* [Exercise task]: Gather all lines in the entries that include the word "right".
— BEGIN —
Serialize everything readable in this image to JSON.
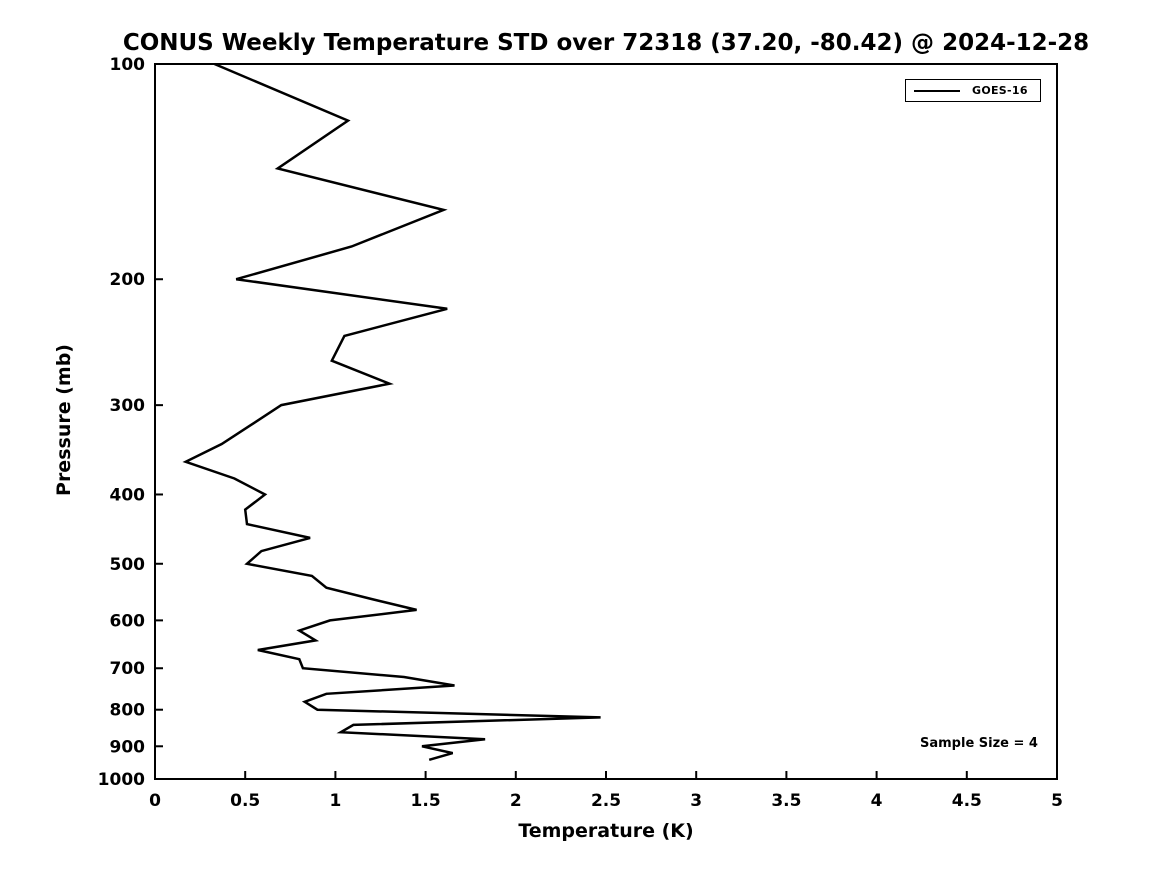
{
  "chart_data": {
    "type": "line",
    "title": "CONUS Weekly Temperature STD over 72318 (37.20, -80.42) @ 2024-12-28",
    "xlabel": "Temperature (K)",
    "ylabel": "Pressure (mb)",
    "xlim": [
      0,
      5
    ],
    "ylim": [
      100,
      1000
    ],
    "y_scale": "log",
    "y_direction": "reversed",
    "grid": false,
    "x_ticks": [
      0,
      0.5,
      1,
      1.5,
      2,
      2.5,
      3,
      3.5,
      4,
      4.5,
      5
    ],
    "y_ticks": [
      100,
      200,
      300,
      400,
      500,
      600,
      700,
      800,
      900,
      1000
    ],
    "legend_position": "top-right",
    "series": [
      {
        "name": "GOES-16",
        "color": "#000000",
        "pressure_mb": [
          100,
          120,
          140,
          160,
          180,
          200,
          220,
          240,
          260,
          280,
          300,
          320,
          340,
          360,
          380,
          400,
          420,
          440,
          460,
          480,
          500,
          520,
          540,
          560,
          580,
          600,
          620,
          640,
          660,
          680,
          700,
          720,
          740,
          760,
          780,
          800,
          820,
          840,
          860,
          880,
          900,
          920,
          940
        ],
        "temperature_std_K": [
          0.33,
          1.07,
          0.68,
          1.6,
          1.09,
          0.45,
          1.62,
          1.05,
          0.98,
          1.3,
          0.7,
          0.53,
          0.37,
          0.17,
          0.44,
          0.61,
          0.5,
          0.51,
          0.86,
          0.59,
          0.51,
          0.87,
          0.95,
          1.2,
          1.45,
          0.97,
          0.8,
          0.89,
          0.57,
          0.8,
          0.82,
          1.38,
          1.66,
          0.95,
          0.83,
          0.9,
          2.47,
          1.1,
          1.03,
          1.83,
          1.48,
          1.65,
          1.52
        ]
      }
    ],
    "annotations": [
      {
        "text": "Sample Size = 4",
        "anchor": "bottom-right-inside",
        "y_mb": 900
      }
    ]
  }
}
— END —
* [Written solution]:
    "legend_position": "top-right",
        "anchor": "bottom-right-inside",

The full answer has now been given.